— Begin Document extract —

>
> *Artist explores the dissonance between humanity and the world
> <https://www.washingtonpost.com/entertainment/museums/gallery-shows-in-dc/2020/10/08/ffa22c18-0725-11eb-9be6-cf25fb429f1a_story.html>*
>
> By *Mark Jenkins*
> To convey the quality of something that’s missing is a formidable
> technical challenge for a visual artist. Doing so can also function as a
> metaphor, as Sam Husseini demonstrates in “Invisibly Present/Visibly
> Absent,” his Gallery Al Quds show. A Jordan-born Marylander of Palestinian
> heritage, the artist applies paint to natural materials that disappear,
> whether largely or entirely, in the finished work.
>
> The most imperceptible of Husseini’s ingredients is snow. He sticks it to
> a canvas and then covers it with layers of sprayed paint. When the snow
> melts, it leaves dried ponds and rivulets amid the textured, multihued
> pigment. Since Husseini often employs earthy and metallic shades, the
> craggy finished paintings sometimes suggest topographical renderings of the
>  artist’s sandy ancestral region. He titled one “Cradle” after noticing
> that two prominent fissures resembled the Tigris and Euphrates rivers.

— End Document extract —
— Begin Material —

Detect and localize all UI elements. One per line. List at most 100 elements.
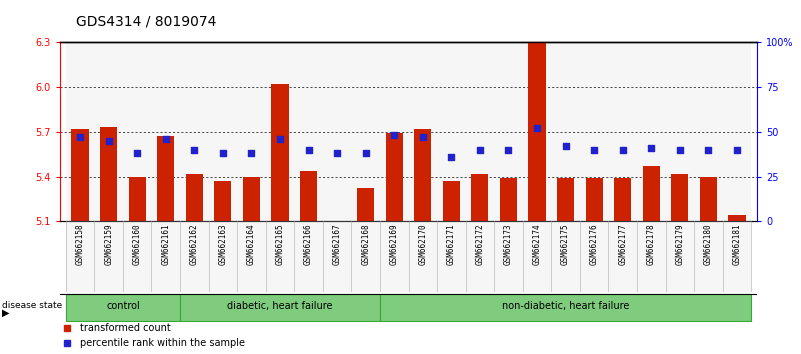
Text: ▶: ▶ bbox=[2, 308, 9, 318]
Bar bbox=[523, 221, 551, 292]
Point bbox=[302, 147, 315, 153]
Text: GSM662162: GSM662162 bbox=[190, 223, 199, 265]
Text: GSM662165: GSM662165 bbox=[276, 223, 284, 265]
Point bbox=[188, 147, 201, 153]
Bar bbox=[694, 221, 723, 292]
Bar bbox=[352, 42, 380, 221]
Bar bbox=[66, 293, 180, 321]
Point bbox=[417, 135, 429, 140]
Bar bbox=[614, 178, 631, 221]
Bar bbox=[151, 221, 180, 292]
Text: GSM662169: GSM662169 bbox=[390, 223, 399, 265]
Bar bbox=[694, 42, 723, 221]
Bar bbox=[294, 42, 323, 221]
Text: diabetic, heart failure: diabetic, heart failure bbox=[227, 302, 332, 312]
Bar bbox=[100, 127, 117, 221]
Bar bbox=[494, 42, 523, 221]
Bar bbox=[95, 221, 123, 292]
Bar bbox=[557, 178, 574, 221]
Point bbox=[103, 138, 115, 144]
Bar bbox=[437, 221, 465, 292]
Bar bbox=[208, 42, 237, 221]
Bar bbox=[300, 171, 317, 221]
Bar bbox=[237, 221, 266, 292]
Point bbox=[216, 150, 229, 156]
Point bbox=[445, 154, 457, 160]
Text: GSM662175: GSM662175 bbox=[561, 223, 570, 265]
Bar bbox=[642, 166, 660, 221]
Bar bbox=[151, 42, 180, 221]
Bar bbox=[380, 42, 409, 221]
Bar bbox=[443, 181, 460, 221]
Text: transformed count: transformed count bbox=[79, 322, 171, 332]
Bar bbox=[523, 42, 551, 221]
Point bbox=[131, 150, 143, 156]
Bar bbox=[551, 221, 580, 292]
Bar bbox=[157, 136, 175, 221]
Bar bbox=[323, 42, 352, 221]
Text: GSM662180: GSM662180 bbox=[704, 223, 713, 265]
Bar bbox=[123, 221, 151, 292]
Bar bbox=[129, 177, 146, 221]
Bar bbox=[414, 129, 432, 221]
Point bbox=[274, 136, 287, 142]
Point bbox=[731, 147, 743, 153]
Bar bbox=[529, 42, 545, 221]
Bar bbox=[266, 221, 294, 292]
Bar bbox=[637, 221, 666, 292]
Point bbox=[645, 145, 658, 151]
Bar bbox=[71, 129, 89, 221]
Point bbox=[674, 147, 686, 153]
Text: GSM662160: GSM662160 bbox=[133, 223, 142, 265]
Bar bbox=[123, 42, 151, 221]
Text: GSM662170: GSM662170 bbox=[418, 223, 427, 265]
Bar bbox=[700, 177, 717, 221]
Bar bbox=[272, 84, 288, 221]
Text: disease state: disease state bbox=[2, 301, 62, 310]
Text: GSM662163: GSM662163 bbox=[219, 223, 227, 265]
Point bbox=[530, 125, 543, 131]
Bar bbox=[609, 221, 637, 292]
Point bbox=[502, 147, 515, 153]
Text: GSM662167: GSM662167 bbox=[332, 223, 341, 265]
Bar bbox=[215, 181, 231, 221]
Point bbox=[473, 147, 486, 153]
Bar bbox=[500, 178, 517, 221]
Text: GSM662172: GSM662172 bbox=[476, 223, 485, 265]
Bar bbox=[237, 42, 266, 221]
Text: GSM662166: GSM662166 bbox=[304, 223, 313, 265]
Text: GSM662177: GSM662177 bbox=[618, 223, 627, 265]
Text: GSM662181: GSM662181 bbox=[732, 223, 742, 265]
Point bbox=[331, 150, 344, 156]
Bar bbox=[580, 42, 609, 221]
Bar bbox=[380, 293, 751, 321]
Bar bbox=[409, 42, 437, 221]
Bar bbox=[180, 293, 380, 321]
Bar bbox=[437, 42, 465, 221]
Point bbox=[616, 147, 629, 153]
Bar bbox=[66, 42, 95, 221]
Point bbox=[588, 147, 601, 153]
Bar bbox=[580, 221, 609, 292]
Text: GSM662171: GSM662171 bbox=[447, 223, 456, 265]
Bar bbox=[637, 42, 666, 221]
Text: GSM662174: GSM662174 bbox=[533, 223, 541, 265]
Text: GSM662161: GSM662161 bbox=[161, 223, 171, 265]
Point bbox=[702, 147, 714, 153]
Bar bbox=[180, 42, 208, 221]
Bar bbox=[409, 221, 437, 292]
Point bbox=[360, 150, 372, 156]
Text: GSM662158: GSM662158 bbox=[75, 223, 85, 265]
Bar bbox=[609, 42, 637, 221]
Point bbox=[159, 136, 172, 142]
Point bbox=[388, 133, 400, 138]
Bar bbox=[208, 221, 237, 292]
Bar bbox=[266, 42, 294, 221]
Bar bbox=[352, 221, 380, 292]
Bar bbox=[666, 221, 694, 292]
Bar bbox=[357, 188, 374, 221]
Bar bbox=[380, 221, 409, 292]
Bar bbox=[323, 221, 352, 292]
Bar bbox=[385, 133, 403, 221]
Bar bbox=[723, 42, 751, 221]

— End Material —
— Begin Material —

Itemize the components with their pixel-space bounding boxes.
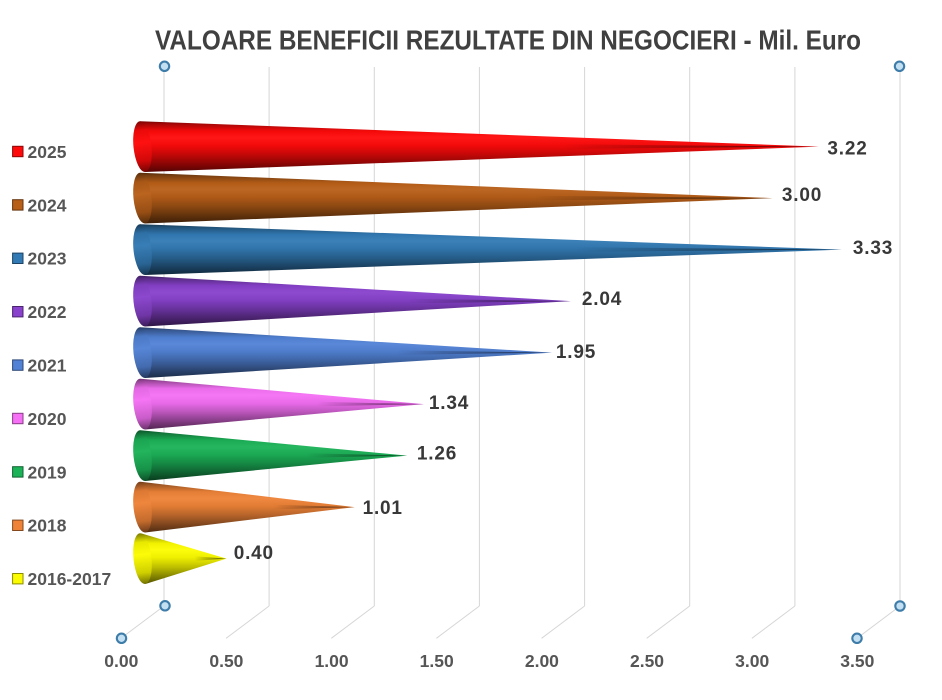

— End Material —
— Begin Material —

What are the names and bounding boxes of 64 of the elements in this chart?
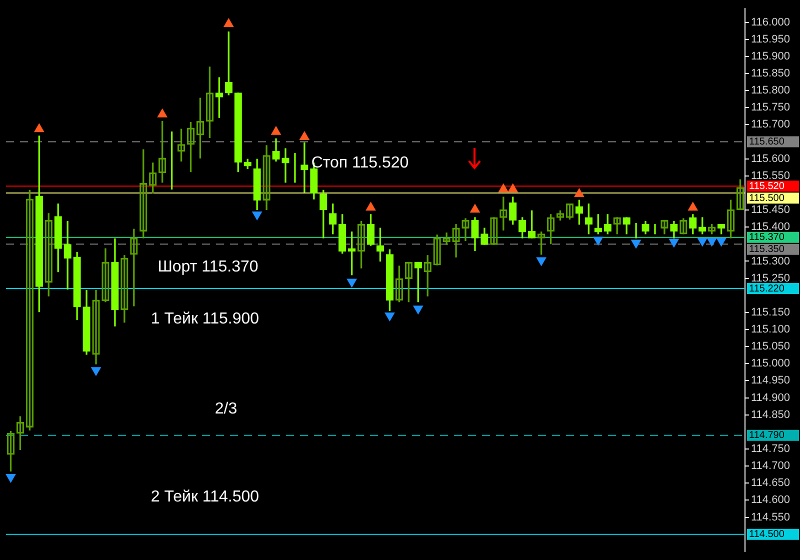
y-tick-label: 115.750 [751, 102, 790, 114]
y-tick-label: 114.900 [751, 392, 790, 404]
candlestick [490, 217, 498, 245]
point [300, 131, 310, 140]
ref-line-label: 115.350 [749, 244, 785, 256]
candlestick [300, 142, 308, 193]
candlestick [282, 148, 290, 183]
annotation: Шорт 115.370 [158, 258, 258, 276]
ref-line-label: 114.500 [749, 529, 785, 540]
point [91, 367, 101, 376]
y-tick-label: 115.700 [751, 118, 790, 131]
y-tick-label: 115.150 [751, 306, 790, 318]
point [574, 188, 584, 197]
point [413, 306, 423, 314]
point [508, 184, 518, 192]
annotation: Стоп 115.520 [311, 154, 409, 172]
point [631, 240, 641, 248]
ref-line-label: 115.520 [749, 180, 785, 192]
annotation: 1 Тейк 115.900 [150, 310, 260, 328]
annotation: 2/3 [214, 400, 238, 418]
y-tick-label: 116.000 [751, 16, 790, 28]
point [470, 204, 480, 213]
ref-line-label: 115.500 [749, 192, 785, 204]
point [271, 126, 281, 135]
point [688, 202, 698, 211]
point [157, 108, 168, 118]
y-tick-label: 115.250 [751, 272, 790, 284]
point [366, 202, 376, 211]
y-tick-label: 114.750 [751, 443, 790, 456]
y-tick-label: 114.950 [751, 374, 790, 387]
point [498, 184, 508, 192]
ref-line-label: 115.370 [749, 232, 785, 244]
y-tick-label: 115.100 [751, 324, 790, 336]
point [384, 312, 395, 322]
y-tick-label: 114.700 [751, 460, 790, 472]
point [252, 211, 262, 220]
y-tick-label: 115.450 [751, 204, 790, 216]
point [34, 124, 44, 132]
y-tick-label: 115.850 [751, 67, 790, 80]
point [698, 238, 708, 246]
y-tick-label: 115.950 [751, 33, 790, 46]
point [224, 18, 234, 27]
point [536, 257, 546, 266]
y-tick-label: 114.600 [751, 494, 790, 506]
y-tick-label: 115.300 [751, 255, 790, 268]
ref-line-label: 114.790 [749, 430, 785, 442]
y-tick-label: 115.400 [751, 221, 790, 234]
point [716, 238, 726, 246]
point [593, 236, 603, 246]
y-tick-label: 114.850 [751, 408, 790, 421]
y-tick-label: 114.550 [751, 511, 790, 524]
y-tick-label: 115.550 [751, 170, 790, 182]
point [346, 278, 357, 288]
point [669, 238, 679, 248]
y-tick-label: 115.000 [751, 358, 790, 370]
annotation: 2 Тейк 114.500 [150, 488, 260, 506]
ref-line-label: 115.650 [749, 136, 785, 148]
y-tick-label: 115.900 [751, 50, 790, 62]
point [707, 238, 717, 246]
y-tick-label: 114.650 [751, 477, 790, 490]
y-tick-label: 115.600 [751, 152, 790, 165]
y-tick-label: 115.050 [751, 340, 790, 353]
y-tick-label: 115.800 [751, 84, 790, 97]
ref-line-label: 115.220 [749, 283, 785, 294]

— End Material —

→ Exercise objective: Copy out the whole gallery review of Sam Husseini's show, word for word.

→ Exercise result:
>
> *Artist explores the dissonance between humanity and the world
> <https://www.washingtonpost.com/entertainment/museums/gallery-shows-in-dc/2020/10/08/ffa22c18-0725-11eb-9be6-cf25fb429f1a_story.html>*
>
> By *Mark Jenkins*
> To convey the quality of something that’s missing is a formidable
> technical challenge for a visual artist. Doing so can also function as a
> metaphor, as Sam Husseini demonstrates in “Invisibly Present/Visibly
> Absent,” his Gallery Al Quds show. A Jordan-born Marylander of Palestinian
> heritage, the artist applies paint to natural materials that disappear,
> whether largely or entirely, in the finished work.
>
> The most imperceptible of Husseini’s ingredients is snow. He sticks it to
> a canvas and then covers it with layers of sprayed paint. When the snow
> melts, it leaves dried ponds and rivulets amid the textured, multihued
> pigment. Since Husseini often employs earthy and metallic shades, the
> craggy finished paintings sometimes suggest topographical renderings of the
>  artist’s sandy ancestral region. He titled one “Cradle” after noticing
> that two prominent fissures resembled the Tigris and Euphrates rivers.